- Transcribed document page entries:
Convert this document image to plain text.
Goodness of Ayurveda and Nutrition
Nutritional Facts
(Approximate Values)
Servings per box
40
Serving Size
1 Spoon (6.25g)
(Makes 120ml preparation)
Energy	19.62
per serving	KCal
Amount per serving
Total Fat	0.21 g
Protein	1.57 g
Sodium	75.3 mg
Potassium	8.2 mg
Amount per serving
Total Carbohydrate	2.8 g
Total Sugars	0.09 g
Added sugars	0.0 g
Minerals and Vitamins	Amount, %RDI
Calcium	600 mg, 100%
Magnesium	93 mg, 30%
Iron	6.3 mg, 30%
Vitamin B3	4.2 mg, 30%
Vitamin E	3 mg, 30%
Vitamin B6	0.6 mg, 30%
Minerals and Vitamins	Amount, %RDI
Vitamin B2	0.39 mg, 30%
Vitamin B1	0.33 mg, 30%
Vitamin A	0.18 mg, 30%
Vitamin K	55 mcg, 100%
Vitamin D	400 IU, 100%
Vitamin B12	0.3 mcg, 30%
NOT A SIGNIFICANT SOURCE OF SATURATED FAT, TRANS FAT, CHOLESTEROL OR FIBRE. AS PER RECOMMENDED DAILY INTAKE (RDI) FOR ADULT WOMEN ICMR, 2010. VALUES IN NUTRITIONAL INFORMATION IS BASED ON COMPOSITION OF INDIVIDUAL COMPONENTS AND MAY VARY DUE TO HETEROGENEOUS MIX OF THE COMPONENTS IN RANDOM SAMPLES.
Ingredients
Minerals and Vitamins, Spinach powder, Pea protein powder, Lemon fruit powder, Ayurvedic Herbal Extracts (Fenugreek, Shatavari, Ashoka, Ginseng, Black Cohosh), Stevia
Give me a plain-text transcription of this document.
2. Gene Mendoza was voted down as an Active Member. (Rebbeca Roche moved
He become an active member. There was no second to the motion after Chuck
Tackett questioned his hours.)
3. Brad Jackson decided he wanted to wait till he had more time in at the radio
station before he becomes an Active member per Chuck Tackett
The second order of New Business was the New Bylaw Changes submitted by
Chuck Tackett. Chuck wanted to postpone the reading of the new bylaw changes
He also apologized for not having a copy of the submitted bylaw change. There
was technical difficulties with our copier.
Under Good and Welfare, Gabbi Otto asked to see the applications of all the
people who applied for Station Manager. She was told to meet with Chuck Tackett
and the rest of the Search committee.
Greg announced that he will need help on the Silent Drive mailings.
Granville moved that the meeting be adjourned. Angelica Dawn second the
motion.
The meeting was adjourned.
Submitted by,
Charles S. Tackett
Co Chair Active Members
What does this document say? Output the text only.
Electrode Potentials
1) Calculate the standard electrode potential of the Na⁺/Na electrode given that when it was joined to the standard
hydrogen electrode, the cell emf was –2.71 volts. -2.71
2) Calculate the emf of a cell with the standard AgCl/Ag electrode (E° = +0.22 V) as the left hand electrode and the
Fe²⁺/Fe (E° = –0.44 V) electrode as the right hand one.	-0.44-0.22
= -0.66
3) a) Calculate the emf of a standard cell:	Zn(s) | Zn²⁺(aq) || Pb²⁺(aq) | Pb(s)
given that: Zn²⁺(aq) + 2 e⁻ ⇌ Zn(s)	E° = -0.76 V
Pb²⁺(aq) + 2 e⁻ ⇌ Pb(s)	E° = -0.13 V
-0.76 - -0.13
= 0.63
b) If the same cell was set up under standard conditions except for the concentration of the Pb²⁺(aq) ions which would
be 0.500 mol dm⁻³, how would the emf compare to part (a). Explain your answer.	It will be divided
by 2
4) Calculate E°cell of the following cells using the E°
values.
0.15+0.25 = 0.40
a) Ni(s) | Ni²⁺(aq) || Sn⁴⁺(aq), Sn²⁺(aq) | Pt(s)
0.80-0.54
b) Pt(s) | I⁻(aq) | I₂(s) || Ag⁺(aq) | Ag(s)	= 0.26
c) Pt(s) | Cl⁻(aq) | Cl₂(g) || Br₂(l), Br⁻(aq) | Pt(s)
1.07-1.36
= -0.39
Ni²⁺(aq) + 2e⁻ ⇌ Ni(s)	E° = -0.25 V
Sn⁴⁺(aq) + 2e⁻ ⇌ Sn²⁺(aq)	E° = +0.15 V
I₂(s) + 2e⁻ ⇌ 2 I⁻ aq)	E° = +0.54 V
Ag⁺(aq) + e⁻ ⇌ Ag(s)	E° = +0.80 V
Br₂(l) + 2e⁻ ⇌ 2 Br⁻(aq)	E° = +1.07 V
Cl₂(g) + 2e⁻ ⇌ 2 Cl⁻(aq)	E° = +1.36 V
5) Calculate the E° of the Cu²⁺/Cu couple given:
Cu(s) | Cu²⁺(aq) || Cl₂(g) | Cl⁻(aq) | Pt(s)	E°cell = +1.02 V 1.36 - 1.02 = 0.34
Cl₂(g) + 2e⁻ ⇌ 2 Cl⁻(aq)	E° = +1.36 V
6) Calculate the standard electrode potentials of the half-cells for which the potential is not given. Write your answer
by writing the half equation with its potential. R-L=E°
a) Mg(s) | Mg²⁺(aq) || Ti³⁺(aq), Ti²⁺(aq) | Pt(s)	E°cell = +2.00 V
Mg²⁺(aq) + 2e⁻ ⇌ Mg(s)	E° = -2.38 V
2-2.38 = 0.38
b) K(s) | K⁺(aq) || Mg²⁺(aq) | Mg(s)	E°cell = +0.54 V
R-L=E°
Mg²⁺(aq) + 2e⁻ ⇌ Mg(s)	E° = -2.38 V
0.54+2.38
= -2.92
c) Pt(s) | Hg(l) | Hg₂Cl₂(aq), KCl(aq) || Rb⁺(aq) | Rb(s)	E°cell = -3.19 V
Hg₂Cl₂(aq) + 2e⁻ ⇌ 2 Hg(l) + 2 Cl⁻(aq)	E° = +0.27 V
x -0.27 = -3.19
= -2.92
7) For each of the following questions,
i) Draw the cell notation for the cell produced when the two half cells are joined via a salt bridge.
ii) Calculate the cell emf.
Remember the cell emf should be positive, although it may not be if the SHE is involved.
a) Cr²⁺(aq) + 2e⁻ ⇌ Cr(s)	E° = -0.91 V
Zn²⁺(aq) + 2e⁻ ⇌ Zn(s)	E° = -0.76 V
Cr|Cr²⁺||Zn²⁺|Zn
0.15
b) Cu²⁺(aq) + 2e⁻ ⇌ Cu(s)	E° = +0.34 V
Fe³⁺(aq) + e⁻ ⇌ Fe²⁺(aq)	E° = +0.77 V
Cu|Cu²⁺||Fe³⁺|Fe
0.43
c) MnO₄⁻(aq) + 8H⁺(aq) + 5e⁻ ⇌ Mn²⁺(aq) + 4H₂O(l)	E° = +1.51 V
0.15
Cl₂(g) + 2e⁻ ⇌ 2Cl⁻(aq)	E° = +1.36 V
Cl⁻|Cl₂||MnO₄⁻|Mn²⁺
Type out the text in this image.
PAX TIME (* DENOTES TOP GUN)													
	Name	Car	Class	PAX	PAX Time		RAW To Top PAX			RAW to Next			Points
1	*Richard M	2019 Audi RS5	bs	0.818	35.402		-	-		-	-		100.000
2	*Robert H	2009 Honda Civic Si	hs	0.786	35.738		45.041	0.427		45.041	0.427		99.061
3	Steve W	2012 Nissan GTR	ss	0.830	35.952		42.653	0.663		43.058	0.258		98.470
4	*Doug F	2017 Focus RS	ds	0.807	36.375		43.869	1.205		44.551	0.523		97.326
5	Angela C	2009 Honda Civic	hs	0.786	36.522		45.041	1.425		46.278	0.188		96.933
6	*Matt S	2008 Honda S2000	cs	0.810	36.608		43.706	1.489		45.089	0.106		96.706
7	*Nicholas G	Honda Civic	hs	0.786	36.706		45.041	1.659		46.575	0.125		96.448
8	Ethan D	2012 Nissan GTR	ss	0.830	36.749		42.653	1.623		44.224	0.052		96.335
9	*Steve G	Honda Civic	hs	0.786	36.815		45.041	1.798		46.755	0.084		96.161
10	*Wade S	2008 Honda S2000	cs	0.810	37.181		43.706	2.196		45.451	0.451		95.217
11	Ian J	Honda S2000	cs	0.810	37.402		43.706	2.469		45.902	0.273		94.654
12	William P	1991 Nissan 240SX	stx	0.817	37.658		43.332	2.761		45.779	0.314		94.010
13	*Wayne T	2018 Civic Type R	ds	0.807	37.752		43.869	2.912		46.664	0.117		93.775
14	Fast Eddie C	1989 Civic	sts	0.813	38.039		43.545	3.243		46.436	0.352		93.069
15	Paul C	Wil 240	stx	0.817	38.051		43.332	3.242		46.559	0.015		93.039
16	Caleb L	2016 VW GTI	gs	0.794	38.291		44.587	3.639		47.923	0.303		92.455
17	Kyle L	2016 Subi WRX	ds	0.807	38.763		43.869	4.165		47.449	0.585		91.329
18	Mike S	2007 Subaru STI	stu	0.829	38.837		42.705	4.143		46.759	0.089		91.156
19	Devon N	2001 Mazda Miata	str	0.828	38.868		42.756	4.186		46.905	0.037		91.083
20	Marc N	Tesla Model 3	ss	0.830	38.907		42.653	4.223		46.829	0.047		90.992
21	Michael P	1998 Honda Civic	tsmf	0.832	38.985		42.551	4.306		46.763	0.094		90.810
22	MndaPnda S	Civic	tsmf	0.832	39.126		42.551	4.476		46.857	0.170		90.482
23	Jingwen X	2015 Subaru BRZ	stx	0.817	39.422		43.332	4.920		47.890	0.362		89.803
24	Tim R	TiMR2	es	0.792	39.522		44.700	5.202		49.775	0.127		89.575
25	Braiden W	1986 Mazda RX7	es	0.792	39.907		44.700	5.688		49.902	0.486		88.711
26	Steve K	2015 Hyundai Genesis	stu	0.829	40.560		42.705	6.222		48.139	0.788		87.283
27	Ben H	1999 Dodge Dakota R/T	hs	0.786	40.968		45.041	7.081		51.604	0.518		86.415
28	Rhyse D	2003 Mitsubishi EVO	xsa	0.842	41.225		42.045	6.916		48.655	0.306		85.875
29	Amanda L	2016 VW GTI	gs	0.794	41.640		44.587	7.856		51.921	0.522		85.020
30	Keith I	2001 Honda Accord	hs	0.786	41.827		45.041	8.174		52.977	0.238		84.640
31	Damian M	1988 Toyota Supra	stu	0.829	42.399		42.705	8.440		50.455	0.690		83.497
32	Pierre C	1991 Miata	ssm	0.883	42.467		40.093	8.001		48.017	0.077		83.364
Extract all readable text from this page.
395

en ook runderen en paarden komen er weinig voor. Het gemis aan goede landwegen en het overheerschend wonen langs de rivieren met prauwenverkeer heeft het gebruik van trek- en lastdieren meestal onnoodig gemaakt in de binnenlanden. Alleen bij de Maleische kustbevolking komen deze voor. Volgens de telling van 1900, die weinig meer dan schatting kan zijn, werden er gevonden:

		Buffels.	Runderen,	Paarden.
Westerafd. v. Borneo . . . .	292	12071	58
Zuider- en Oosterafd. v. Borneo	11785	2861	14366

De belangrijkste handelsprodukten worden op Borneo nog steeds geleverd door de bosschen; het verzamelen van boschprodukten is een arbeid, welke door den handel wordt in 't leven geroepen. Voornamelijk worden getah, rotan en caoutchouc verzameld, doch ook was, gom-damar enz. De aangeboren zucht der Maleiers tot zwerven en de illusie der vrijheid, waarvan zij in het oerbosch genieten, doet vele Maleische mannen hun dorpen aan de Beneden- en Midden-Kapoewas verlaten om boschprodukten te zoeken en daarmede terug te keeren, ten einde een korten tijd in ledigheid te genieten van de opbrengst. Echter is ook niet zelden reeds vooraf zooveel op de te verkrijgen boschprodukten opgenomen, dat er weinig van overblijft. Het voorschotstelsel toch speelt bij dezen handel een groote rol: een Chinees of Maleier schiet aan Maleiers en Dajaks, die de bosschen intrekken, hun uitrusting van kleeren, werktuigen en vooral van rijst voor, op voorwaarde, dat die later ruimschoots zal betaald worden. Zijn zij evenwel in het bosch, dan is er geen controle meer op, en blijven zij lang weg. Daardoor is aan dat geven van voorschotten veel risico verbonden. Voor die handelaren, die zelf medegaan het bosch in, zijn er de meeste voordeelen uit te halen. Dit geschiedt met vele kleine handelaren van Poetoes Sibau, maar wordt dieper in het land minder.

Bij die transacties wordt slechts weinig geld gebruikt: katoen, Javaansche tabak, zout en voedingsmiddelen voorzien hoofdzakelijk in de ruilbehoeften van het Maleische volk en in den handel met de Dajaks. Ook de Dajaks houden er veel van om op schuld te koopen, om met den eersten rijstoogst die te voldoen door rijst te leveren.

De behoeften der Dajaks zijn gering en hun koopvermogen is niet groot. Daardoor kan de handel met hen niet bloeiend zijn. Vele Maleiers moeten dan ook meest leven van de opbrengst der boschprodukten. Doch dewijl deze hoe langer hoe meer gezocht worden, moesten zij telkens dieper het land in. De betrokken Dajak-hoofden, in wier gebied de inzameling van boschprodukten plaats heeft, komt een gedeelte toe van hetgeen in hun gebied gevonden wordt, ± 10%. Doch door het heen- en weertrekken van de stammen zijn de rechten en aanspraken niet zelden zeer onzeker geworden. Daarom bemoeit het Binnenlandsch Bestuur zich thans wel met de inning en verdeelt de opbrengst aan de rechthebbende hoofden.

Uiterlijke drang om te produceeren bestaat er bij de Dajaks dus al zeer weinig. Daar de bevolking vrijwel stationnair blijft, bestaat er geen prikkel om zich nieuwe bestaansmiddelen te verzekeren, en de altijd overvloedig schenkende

- TASK DETAILS:
Scan the data above; copy every line where "opbrengst" appears.

- YOUR SOLUTION:
De belangrijkste handelsprodukten worden op Borneo nog steeds geleverd door de bosschen; het verzamelen van boschprodukten is een arbeid, welke door den handel wordt in 't leven geroepen. Voornamelijk worden getah, rotan en caoutchouc verzameld, doch ook was, gom-damar enz. De aangeboren zucht der Maleiers tot zwerven en de illusie der vrijheid, waarvan zij in het oerbosch genieten, doet vele Maleische mannen hun dorpen aan de Beneden- en Midden-Kapoewas verlaten om boschprodukten te zoeken en daarmede terug te keeren, ten einde een korten tijd in ledigheid te genieten van de opbrengst. Echter is ook niet zelden reeds vooraf zooveel op de te verkrijgen boschprodukten opgenomen, dat er weinig van overblijft. Het voorschotstelsel toch speelt bij dezen handel een groote rol: een Chinees of Maleier schiet aan Maleiers en Dajaks, die de bosschen intrekken, hun uitrusting van kleeren, werktuigen en vooral van rijst voor, op voorwaarde, dat die later ruimschoots zal betaald worden. Zijn zij evenwel in het bosch, dan is er geen controle meer op, en blijven zij lang weg. Daardoor is aan dat geven van voorschotten veel risico verbonden. Voor die handelaren, die zelf medegaan het bosch in, zijn er de meeste voordeelen uit te halen. Dit geschiedt met vele kleine handelaren van Poetoes Sibau, maar wordt dieper in het land minder.
De behoeften der Dajaks zijn gering en hun koopvermogen is niet groot. Daardoor kan de handel met hen niet bloeiend zijn. Vele Maleiers moeten dan ook meest leven van de opbrengst der boschprodukten. Doch dewijl deze hoe langer hoe meer gezocht worden, moesten zij telkens dieper het land in. De betrokken Dajak-hoofden, in wier gebied de inzameling van boschprodukten plaats heeft, komt een gedeelte toe van hetgeen in hun gebied gevonden wordt, ± 10%. Doch door het heen- en weertrekken van de stammen zijn de rechten en aanspraken niet zelden zeer onzeker geworden. Daarom bemoeit het Binnenlandsch Bestuur zich thans wel met de inning en verdeelt de opbrengst aan de rechthebbende hoofden.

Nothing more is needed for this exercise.